● **DATA ENTRIES**
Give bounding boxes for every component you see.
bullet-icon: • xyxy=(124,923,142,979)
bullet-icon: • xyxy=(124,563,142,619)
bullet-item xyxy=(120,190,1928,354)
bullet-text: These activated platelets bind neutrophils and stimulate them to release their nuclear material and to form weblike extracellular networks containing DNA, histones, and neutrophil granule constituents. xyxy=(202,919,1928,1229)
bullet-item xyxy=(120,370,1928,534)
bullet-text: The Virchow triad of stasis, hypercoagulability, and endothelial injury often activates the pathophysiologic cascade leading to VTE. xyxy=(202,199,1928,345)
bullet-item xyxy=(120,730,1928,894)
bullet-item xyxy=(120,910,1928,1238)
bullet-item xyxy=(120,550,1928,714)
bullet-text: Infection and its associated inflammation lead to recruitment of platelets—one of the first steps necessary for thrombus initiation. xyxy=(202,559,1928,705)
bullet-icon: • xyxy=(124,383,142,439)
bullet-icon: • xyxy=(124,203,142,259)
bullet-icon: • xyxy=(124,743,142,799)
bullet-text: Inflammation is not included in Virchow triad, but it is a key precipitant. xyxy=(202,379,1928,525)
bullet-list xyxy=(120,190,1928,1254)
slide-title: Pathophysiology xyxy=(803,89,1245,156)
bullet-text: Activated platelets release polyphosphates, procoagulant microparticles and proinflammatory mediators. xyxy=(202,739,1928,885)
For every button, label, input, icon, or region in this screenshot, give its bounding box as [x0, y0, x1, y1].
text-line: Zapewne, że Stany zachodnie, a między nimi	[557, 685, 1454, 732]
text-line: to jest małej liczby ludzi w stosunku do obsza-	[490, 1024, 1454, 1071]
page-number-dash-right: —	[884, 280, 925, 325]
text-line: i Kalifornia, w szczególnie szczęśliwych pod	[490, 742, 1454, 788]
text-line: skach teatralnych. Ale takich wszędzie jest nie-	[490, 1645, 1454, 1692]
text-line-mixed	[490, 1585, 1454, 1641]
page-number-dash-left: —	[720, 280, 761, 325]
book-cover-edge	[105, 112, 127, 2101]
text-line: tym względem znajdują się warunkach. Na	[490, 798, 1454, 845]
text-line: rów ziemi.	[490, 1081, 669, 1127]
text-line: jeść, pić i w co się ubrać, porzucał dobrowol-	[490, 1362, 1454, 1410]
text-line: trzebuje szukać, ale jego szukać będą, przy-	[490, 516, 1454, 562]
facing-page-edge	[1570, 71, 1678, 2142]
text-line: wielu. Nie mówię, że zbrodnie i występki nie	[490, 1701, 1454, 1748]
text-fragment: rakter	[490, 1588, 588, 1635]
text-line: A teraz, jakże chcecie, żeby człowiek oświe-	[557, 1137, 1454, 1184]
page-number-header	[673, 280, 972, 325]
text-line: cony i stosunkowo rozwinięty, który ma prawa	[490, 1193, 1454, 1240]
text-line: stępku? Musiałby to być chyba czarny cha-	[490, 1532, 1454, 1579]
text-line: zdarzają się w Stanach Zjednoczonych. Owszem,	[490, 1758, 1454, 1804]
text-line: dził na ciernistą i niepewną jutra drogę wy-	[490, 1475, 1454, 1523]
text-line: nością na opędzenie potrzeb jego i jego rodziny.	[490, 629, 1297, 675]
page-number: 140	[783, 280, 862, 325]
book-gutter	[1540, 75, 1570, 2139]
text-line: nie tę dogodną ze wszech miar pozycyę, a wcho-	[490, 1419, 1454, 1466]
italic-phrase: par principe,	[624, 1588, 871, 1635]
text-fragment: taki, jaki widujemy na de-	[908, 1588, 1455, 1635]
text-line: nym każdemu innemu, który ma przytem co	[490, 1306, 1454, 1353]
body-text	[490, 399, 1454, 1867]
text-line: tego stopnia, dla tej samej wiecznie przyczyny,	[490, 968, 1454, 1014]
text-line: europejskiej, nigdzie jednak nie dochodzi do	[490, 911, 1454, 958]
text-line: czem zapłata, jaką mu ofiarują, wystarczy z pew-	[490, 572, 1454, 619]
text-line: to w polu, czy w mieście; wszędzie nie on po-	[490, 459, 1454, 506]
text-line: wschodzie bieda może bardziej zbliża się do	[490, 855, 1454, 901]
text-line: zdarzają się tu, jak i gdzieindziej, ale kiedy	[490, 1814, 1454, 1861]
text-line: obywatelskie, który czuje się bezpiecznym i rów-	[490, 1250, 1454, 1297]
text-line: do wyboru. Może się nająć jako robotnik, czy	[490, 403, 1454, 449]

● **WRITTEN REQUEST**
Count the lines in the listing above that contain the word "Virchow", and give only the number.

● **RESULT BELOW**
2